What follows is a listing; restate every line of it word for word.

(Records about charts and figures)
════════════════════

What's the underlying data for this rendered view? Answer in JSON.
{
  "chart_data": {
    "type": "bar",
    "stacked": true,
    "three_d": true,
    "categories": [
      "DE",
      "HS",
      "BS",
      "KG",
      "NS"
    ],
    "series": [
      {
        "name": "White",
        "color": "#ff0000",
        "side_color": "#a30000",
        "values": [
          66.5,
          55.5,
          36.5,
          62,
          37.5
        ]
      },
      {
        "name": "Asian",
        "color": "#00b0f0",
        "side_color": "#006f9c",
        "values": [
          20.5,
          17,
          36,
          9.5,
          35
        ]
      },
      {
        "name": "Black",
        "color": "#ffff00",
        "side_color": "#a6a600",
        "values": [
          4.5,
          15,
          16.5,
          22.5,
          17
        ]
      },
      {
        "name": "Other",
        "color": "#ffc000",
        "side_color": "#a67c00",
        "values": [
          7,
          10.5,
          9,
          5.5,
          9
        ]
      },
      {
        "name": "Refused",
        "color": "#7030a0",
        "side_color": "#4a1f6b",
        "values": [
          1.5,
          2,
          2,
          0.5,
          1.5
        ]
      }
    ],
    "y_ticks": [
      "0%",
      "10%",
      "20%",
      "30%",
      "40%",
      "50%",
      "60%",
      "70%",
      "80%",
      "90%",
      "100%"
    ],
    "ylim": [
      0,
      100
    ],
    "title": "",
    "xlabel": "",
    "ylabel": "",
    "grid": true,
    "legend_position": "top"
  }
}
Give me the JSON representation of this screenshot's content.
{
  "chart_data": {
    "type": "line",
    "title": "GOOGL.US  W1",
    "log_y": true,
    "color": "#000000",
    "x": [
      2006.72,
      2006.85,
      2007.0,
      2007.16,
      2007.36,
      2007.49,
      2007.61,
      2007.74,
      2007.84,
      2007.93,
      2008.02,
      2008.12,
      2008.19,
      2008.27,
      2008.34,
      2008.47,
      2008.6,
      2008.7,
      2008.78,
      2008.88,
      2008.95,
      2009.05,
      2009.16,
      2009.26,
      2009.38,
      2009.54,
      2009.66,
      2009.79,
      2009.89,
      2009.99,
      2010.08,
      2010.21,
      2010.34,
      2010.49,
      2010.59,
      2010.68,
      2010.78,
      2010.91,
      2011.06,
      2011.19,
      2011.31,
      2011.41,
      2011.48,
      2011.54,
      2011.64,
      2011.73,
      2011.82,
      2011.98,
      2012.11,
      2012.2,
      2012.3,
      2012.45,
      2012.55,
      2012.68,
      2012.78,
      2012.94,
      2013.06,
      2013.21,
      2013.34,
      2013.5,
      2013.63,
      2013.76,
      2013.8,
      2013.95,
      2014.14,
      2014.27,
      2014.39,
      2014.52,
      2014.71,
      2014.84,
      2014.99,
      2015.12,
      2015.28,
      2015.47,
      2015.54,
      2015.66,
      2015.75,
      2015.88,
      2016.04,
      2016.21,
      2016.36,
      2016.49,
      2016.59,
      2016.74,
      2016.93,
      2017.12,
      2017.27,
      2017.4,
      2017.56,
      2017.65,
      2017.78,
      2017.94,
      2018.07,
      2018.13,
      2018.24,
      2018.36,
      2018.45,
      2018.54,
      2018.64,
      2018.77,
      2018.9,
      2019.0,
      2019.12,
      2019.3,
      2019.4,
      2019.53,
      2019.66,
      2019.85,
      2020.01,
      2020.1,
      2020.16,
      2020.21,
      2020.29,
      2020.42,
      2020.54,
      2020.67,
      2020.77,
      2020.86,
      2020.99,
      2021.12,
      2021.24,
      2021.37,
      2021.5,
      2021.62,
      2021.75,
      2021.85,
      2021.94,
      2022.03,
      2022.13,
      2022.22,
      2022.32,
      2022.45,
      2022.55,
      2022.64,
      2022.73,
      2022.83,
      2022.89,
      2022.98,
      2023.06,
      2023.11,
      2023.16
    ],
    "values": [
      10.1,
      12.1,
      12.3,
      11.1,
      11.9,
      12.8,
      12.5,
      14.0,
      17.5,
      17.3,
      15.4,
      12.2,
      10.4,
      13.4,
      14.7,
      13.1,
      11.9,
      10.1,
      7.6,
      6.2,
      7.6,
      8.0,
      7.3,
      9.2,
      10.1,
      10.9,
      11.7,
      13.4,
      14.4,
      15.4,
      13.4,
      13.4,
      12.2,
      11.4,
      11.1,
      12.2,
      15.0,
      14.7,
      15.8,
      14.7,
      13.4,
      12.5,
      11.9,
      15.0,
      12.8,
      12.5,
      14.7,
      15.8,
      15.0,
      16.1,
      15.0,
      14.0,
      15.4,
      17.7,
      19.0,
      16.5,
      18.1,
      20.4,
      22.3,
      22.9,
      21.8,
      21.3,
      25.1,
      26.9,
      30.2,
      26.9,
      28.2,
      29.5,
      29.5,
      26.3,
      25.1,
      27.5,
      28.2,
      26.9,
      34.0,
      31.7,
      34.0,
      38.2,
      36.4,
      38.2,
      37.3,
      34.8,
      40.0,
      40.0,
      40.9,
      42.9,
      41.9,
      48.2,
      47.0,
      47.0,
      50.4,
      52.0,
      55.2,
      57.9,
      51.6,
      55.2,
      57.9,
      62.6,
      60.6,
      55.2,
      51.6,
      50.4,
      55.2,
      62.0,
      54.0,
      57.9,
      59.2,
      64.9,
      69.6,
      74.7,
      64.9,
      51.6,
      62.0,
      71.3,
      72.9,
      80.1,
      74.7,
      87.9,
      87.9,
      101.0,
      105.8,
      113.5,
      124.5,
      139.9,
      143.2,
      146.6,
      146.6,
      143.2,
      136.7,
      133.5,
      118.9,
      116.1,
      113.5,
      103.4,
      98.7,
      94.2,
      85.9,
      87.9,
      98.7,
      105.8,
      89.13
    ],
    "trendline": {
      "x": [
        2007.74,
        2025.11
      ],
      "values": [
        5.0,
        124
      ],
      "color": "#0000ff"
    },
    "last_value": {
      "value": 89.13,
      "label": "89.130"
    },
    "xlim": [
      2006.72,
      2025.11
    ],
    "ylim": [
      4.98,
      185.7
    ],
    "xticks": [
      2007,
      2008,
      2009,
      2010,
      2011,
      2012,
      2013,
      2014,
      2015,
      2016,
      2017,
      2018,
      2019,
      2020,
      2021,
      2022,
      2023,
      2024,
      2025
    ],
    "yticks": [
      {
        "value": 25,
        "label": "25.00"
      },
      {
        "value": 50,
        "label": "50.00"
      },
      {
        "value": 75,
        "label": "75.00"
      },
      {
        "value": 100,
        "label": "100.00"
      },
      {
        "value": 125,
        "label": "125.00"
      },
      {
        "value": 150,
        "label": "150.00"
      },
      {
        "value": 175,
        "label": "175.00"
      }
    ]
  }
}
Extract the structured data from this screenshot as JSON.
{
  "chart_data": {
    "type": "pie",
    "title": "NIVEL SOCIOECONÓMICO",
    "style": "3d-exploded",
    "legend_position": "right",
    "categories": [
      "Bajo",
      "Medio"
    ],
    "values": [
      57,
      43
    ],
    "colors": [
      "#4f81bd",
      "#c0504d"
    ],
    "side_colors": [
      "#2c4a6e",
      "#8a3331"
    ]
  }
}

════════════════════

Written response:
What's the underlying data for this rendered view? Answer in JSON.
{
  "chart_data": {
    "type": "bar",
    "stacked": true,
    "three_d": true,
    "categories": [
      "DE",
      "HS",
      "BS",
      "KG",
      "NS"
    ],
    "series": [
      {
        "name": "White",
        "color": "#ff0000",
        "side_color": "#a30000",
        "values": [
          66.5,
          55.5,
          36.5,
          62,
          37.5
        ]
      },
      {
        "name": "Asian",
        "color": "#00b0f0",
        "side_color": "#006f9c",
        "values": [
          20.5,
          17,
          36,
          9.5,
          35
        ]
      },
      {
        "name": "Black",
        "color": "#ffff00",
        "side_color": "#a6a600",
        "values": [
          4.5,
          15,
          16.5,
          22.5,
          17
        ]
      },
      {
        "name": "Other",
        "color": "#ffc000",
        "side_color": "#a67c00",
        "values": [
          7,
          10.5,
          9,
          5.5,
          9
        ]
      },
      {
        "name": "Refused",
        "color": "#7030a0",
        "side_color": "#4a1f6b",
        "values": [
          1.5,
          2,
          2,
          0.5,
          1.5
        ]
      }
    ],
    "y_ticks": [
      "0%",
      "10%",
      "20%",
      "30%",
      "40%",
      "50%",
      "60%",
      "70%",
      "80%",
      "90%",
      "100%"
    ],
    "ylim": [
      0,
      100
    ],
    "title": "",
    "xlabel": "",
    "ylabel": "",
    "grid": true,
    "legend_position": "top"
  }
}
Give me the JSON representation of this screenshot's content.
{
  "chart_data": {
    "type": "line",
    "title": "GOOGL.US  W1",
    "log_y": true,
    "color": "#000000",
    "x": [
      2006.72,
      2006.85,
      2007.0,
      2007.16,
      2007.36,
      2007.49,
      2007.61,
      2007.74,
      2007.84,
      2007.93,
      2008.02,
      2008.12,
      2008.19,
      2008.27,
      2008.34,
      2008.47,
      2008.6,
      2008.7,
      2008.78,
      2008.88,
      2008.95,
      2009.05,
      2009.16,
      2009.26,
      2009.38,
      2009.54,
      2009.66,
      2009.79,
      2009.89,
      2009.99,
      2010.08,
      2010.21,
      2010.34,
      2010.49,
      2010.59,
      2010.68,
      2010.78,
      2010.91,
      2011.06,
      2011.19,
      2011.31,
      2011.41,
      2011.48,
      2011.54,
      2011.64,
      2011.73,
      2011.82,
      2011.98,
      2012.11,
      2012.2,
      2012.3,
      2012.45,
      2012.55,
      2012.68,
      2012.78,
      2012.94,
      2013.06,
      2013.21,
      2013.34,
      2013.5,
      2013.63,
      2013.76,
      2013.8,
      2013.95,
      2014.14,
      2014.27,
      2014.39,
      2014.52,
      2014.71,
      2014.84,
      2014.99,
      2015.12,
      2015.28,
      2015.47,
      2015.54,
      2015.66,
      2015.75,
      2015.88,
      2016.04,
      2016.21,
      2016.36,
      2016.49,
      2016.59,
      2016.74,
      2016.93,
      2017.12,
      2017.27,
      2017.4,
      2017.56,
      2017.65,
      2017.78,
      2017.94,
      2018.07,
      2018.13,
      2018.24,
      2018.36,
      2018.45,
      2018.54,
      2018.64,
      2018.77,
      2018.9,
      2019.0,
      2019.12,
      2019.3,
      2019.4,
      2019.53,
      2019.66,
      2019.85,
      2020.01,
      2020.1,
      2020.16,
      2020.21,
      2020.29,
      2020.42,
      2020.54,
      2020.67,
      2020.77,
      2020.86,
      2020.99,
      2021.12,
      2021.24,
      2021.37,
      2021.5,
      2021.62,
      2021.75,
      2021.85,
      2021.94,
      2022.03,
      2022.13,
      2022.22,
      2022.32,
      2022.45,
      2022.55,
      2022.64,
      2022.73,
      2022.83,
      2022.89,
      2022.98,
      2023.06,
      2023.11,
      2023.16
    ],
    "values": [
      10.1,
      12.1,
      12.3,
      11.1,
      11.9,
      12.8,
      12.5,
      14.0,
      17.5,
      17.3,
      15.4,
      12.2,
      10.4,
      13.4,
      14.7,
      13.1,
      11.9,
      10.1,
      7.6,
      6.2,
      7.6,
      8.0,
      7.3,
      9.2,
      10.1,
      10.9,
      11.7,
      13.4,
      14.4,
      15.4,
      13.4,
      13.4,
      12.2,
      11.4,
      11.1,
      12.2,
      15.0,
      14.7,
      15.8,
      14.7,
      13.4,
      12.5,
      11.9,
      15.0,
      12.8,
      12.5,
      14.7,
      15.8,
      15.0,
      16.1,
      15.0,
      14.0,
      15.4,
      17.7,
      19.0,
      16.5,
      18.1,
      20.4,
      22.3,
      22.9,
      21.8,
      21.3,
      25.1,
      26.9,
      30.2,
      26.9,
      28.2,
      29.5,
      29.5,
      26.3,
      25.1,
      27.5,
      28.2,
      26.9,
      34.0,
      31.7,
      34.0,
      38.2,
      36.4,
      38.2,
      37.3,
      34.8,
      40.0,
      40.0,
      40.9,
      42.9,
      41.9,
      48.2,
      47.0,
      47.0,
      50.4,
      52.0,
      55.2,
      57.9,
      51.6,
      55.2,
      57.9,
      62.6,
      60.6,
      55.2,
      51.6,
      50.4,
      55.2,
      62.0,
      54.0,
      57.9,
      59.2,
      64.9,
      69.6,
      74.7,
      64.9,
      51.6,
      62.0,
      71.3,
      72.9,
      80.1,
      74.7,
      87.9,
      87.9,
      101.0,
      105.8,
      113.5,
      124.5,
      139.9,
      143.2,
      146.6,
      146.6,
      143.2,
      136.7,
      133.5,
      118.9,
      116.1,
      113.5,
      103.4,
      98.7,
      94.2,
      85.9,
      87.9,
      98.7,
      105.8,
      89.13
    ],
    "trendline": {
      "x": [
        2007.74,
        2025.11
      ],
      "values": [
        5.0,
        124
      ],
      "color": "#0000ff"
    },
    "last_value": {
      "value": 89.13,
      "label": "89.130"
    },
    "xlim": [
      2006.72,
      2025.11
    ],
    "ylim": [
      4.98,
      185.7
    ],
    "xticks": [
      2007,
      2008,
      2009,
      2010,
      2011,
      2012,
      2013,
      2014,
      2015,
      2016,
      2017,
      2018,
      2019,
      2020,
      2021,
      2022,
      2023,
      2024,
      2025
    ],
    "yticks": [
      {
        "value": 25,
        "label": "25.00"
      },
      {
        "value": 50,
        "label": "50.00"
      },
      {
        "value": 75,
        "label": "75.00"
      },
      {
        "value": 100,
        "label": "100.00"
      },
      {
        "value": 125,
        "label": "125.00"
      },
      {
        "value": 150,
        "label": "150.00"
      },
      {
        "value": 175,
        "label": "175.00"
      }
    ]
  }
}
Extract the structured data from this screenshot as JSON.
{
  "chart_data": {
    "type": "pie",
    "title": "NIVEL SOCIOECONÓMICO",
    "style": "3d-exploded",
    "legend_position": "right",
    "categories": [
      "Bajo",
      "Medio"
    ],
    "values": [
      57,
      43
    ],
    "colors": [
      "#4f81bd",
      "#c0504d"
    ],
    "side_colors": [
      "#2c4a6e",
      "#8a3331"
    ]
  }
}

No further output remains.